**Problem 1**. In the passage on damped oscillations, what roots does the characteristic equation yield?
**Problem 2**. Convert the records, from the first line up to and including the line with "annotation: 1784.60 (563, 769, 606, 781)", into a numbered list, omitting any blank lines.

**Source passage**.
____________________

These are the key concepts you need to understand to accurately answer the question.

Differential Equations
Differential equations are mathematical equations that involve functions and their derivatives. In the context of damped oscillations, they are used to model the motion of systems where a mass, attached to a spring, experiences a resistive force.
For our problem, the differential equation describing the damped motion is: \[ m\frac{d^2 x}{dt^2} + c\frac{dx}{dt} + kx = 0 \] Here:
  • \(m\) is the mass.
  • \(c\) is the damping coefficient.
  • \(k\) is the spring constant.
Inserting the given values results in: \[ \frac{d^2 x}{dt^2} + 6\frac{dx}{dt} + 25x = 0 \] This form simplifies the process for solving how the mass moves over time.
Characteristic Equation
The characteristic equation is a key step in solving differential equations. It helps us find the nature of the solution.
From our differential equation, \( \frac{d^2 x}{dt^2} + 6\frac{dx}{dt} + 25x = 0 \), we derive the characteristic equation by assuming solutions of the form \( x(t) = e^{rt} \).
This gives us the quadratic equation: \[ r^2 + 6r + 25 = 0 \] Applying the quadratic formula, \( r = \frac{-b \pm \sqrt{b^2 - 4ac}}{2a} \), where \( a = 1 \), \( b = 6 \), and \( c = 25 \).
The discriminant \( 36 - 100 = -64 \) reveals complex roots: \[ r = \frac{-6 \pm 8i}{2} = -3 \pm 4i \] These roots guide the form of our solution.
Quasiperiod
The concept of the quasiperiod is important in understanding the behavior of damped oscillations, especially when dealing with complex roots.

____________________

**Data listing**.
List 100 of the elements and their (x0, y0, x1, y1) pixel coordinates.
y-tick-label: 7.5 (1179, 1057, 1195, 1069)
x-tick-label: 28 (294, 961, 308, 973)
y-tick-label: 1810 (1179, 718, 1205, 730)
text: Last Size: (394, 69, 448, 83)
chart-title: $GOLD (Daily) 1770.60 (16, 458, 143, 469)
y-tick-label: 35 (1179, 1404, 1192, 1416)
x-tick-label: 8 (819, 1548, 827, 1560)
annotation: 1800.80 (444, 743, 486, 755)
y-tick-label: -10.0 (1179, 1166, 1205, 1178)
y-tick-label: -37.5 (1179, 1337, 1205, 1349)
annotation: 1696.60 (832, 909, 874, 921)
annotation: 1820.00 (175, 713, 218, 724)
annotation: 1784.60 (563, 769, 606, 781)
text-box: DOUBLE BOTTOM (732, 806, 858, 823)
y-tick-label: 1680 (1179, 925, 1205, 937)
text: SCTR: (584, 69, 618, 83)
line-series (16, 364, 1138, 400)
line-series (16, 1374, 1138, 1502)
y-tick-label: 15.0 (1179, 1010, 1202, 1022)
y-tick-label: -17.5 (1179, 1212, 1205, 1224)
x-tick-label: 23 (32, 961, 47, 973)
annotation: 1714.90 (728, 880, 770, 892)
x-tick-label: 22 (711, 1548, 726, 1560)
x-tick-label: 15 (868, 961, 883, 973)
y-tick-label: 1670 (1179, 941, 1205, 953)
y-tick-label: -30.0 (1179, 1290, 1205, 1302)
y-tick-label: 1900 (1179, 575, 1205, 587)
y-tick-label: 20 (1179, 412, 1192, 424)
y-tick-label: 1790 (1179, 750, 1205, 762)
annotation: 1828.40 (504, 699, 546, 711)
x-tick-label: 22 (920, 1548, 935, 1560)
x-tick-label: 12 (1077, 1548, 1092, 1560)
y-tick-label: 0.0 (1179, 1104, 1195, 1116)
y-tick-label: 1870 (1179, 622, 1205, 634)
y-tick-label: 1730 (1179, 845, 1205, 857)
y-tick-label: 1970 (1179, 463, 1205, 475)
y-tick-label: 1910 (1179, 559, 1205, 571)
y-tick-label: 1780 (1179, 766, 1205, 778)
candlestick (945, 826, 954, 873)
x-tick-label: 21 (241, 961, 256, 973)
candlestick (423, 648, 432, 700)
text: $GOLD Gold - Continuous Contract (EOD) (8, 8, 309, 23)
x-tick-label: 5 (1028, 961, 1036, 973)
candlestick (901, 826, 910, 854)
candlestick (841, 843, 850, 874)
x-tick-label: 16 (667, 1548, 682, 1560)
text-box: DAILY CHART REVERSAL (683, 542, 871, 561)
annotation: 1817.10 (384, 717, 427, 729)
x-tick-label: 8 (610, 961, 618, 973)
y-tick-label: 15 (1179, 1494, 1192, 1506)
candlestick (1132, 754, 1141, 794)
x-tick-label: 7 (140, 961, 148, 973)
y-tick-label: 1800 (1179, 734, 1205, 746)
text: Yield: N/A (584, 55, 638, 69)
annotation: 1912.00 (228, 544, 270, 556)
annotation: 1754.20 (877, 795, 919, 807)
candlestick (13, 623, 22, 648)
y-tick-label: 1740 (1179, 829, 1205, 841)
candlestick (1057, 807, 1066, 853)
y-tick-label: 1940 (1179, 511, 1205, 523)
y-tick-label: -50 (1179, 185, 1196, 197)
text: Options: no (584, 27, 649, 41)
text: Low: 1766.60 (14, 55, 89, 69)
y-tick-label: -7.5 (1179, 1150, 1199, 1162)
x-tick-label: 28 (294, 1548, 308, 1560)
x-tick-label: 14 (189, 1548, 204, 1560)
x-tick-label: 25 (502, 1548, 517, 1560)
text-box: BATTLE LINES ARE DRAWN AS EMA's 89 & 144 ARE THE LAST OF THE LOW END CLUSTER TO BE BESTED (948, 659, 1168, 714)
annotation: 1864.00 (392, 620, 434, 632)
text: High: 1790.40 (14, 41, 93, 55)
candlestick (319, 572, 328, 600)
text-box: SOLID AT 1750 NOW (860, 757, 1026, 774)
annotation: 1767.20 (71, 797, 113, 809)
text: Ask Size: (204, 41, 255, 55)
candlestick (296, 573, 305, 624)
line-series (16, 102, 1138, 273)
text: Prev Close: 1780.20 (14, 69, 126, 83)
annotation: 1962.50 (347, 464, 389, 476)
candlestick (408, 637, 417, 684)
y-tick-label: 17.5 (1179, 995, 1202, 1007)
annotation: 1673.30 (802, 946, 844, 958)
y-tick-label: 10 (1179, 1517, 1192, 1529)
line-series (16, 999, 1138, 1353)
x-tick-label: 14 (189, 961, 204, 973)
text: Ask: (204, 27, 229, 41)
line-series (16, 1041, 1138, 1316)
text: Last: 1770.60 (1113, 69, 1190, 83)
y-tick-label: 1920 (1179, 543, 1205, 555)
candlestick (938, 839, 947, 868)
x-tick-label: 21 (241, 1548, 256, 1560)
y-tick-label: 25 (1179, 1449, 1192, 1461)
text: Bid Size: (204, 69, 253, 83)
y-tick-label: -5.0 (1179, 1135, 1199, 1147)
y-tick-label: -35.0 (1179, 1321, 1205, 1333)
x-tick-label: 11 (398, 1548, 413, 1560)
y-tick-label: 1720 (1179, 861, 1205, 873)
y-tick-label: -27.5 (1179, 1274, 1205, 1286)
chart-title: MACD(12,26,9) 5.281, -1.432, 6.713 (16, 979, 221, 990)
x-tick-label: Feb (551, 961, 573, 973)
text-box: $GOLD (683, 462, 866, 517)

____________________

**Expected output 1**. The roots are r = -3 ± 4i.

**Expected output 2**.
1. List 100 of the elements and their (x0, y0, x1, y1) pixel coordinates.
2. y-tick-label: 7.5 (1179, 1057, 1195, 1069)
3. x-tick-label: 28 (294, 961, 308, 973)
4. y-tick-label: 1810 (1179, 718, 1205, 730)
5. text: Last Size: (394, 69, 448, 83)
6. chart-title: $GOLD (Daily) 1770.60 (16, 458, 143, 469)
7. y-tick-label: 35 (1179, 1404, 1192, 1416)
8. x-tick-label: 8 (819, 1548, 827, 1560)
9. annotation: 1800.80 (444, 743, 486, 755)
10. y-tick-label: -10.0 (1179, 1166, 1205, 1178)
11. y-tick-label: -37.5 (1179, 1337, 1205, 1349)
12. annotation: 1696.60 (832, 909, 874, 921)
13. annotation: 1820.00 (175, 713, 218, 724)
14. annotation: 1784.60 (563, 769, 606, 781)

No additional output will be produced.